**Problem statement**
Answer with nothing except the number of lines that contain the word "ψευδόποδας".

○ ○ ○ ○ ○

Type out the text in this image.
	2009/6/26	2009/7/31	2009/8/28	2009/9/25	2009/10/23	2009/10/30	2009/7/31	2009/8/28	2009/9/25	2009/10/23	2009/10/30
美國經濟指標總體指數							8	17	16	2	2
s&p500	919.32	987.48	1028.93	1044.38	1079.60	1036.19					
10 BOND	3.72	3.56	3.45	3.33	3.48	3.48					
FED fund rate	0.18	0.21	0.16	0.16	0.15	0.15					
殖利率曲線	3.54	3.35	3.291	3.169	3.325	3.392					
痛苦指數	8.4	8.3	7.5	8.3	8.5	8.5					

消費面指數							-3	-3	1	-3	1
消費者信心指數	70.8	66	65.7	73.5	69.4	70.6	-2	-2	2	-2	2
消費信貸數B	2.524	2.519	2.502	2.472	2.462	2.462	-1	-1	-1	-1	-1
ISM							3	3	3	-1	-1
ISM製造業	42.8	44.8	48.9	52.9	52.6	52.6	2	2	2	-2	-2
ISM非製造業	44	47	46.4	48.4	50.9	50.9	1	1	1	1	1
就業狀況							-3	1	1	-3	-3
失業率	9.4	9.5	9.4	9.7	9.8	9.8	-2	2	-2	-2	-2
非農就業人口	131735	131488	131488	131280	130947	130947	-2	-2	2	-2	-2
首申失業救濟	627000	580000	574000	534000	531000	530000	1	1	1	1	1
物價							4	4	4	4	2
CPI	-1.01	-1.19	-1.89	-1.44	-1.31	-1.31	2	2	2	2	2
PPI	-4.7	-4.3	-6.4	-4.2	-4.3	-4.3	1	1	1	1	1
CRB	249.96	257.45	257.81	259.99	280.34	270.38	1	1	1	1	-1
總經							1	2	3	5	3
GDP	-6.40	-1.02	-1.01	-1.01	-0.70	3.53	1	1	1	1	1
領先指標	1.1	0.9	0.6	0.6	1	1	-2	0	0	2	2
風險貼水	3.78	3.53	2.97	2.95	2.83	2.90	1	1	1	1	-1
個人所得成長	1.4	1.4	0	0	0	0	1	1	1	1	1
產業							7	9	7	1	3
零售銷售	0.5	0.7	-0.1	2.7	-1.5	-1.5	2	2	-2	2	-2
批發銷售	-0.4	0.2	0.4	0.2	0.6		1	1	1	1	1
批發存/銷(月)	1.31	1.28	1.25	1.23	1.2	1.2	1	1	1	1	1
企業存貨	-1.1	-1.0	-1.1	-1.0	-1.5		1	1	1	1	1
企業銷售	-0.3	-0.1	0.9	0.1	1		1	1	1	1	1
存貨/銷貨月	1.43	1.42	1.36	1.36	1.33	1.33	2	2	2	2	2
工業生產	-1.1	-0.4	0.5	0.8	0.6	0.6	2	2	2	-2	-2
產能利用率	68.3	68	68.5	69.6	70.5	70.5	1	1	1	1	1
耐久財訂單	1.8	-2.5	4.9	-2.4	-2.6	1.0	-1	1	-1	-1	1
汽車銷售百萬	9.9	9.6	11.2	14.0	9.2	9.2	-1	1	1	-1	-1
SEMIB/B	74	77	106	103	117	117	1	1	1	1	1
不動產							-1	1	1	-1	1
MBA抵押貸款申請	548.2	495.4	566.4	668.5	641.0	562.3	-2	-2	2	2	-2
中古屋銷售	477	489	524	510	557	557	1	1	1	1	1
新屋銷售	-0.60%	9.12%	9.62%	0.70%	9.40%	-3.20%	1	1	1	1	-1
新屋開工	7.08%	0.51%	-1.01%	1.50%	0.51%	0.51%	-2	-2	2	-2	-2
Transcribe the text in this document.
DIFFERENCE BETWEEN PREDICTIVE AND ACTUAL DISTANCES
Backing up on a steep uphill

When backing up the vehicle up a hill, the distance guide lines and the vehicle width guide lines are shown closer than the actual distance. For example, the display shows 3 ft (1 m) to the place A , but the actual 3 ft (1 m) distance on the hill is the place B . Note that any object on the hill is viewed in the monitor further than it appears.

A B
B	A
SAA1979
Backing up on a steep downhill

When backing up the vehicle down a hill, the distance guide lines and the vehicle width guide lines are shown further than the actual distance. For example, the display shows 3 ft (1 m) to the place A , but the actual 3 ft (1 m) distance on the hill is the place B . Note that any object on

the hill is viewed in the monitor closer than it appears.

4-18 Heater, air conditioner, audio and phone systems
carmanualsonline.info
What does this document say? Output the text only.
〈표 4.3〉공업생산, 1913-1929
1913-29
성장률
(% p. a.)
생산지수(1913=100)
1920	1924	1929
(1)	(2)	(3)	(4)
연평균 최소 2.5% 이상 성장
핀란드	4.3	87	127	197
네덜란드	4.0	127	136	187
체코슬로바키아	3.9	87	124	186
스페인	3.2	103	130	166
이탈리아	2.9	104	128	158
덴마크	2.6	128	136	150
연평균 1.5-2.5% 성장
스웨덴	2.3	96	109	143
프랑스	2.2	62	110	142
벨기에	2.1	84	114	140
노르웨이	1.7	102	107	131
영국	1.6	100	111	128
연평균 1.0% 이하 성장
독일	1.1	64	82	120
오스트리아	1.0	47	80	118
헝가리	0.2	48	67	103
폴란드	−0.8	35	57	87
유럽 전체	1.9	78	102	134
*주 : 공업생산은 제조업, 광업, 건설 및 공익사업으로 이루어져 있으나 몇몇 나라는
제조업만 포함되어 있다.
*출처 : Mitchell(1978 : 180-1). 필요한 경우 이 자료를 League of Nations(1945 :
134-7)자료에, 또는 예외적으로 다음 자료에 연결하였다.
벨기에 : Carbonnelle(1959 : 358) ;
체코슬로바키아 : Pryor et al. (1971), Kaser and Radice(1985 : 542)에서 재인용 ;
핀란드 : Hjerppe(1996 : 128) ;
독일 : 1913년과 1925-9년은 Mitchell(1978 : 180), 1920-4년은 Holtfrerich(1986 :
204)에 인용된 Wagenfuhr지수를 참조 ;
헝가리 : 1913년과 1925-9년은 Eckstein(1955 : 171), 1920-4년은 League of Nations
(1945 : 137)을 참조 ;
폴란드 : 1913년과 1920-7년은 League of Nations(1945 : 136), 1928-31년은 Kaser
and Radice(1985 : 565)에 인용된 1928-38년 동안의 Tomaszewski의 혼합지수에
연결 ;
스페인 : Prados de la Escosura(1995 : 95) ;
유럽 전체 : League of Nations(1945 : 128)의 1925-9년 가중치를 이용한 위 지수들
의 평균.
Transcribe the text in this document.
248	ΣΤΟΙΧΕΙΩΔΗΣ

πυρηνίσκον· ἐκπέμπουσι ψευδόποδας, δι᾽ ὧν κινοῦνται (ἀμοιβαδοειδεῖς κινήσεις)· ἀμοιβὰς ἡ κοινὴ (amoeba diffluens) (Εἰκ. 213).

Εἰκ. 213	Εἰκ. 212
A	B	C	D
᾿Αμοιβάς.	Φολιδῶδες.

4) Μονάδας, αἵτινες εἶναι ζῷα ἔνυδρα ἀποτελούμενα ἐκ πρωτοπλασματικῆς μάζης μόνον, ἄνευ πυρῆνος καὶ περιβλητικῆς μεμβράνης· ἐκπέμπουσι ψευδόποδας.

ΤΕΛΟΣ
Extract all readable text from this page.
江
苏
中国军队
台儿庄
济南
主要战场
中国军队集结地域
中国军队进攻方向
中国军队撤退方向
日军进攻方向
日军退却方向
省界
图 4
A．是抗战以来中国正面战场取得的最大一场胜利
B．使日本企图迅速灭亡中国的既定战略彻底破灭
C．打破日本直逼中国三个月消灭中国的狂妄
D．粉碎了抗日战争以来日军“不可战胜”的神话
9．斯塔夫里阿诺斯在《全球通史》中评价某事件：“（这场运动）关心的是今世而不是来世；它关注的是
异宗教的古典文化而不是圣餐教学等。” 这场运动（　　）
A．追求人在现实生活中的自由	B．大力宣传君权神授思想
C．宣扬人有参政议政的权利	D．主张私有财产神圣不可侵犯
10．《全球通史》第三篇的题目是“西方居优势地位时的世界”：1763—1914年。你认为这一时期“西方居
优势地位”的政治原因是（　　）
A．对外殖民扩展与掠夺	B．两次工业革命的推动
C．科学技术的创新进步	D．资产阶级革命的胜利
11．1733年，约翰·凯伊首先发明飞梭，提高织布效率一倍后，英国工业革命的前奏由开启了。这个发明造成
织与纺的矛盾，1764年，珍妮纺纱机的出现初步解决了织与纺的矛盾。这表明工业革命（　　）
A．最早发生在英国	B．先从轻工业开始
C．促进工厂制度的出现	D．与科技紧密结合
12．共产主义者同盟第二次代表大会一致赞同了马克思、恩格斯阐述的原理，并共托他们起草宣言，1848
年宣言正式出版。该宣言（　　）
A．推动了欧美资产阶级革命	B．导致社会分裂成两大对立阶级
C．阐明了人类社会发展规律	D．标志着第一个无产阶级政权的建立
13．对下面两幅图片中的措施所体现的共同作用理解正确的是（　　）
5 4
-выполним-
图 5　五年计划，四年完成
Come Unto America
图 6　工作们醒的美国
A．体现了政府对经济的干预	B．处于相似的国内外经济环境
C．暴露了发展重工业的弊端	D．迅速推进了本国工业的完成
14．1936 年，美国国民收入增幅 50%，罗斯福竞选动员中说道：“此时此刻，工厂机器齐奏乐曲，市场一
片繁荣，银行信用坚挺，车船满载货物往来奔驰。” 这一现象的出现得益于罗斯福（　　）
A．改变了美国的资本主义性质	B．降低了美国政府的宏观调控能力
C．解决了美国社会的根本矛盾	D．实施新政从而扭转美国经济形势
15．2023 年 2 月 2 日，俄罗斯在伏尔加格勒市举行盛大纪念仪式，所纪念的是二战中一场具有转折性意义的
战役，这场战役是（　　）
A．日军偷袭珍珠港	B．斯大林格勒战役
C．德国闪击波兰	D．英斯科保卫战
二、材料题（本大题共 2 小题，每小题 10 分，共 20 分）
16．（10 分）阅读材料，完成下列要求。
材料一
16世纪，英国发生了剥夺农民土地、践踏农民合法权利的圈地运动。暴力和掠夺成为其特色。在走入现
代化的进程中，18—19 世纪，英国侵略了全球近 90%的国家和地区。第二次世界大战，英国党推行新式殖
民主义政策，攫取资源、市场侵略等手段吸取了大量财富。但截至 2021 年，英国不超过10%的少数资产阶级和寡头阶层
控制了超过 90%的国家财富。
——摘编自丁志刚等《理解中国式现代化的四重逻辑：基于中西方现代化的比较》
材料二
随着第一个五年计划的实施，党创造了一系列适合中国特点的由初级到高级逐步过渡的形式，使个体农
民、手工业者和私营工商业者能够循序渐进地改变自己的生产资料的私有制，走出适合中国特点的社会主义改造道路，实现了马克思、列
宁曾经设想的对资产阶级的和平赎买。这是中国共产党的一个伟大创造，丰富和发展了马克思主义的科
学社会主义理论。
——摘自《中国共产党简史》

○ ○ ○ ○ ○

**Answer below**
2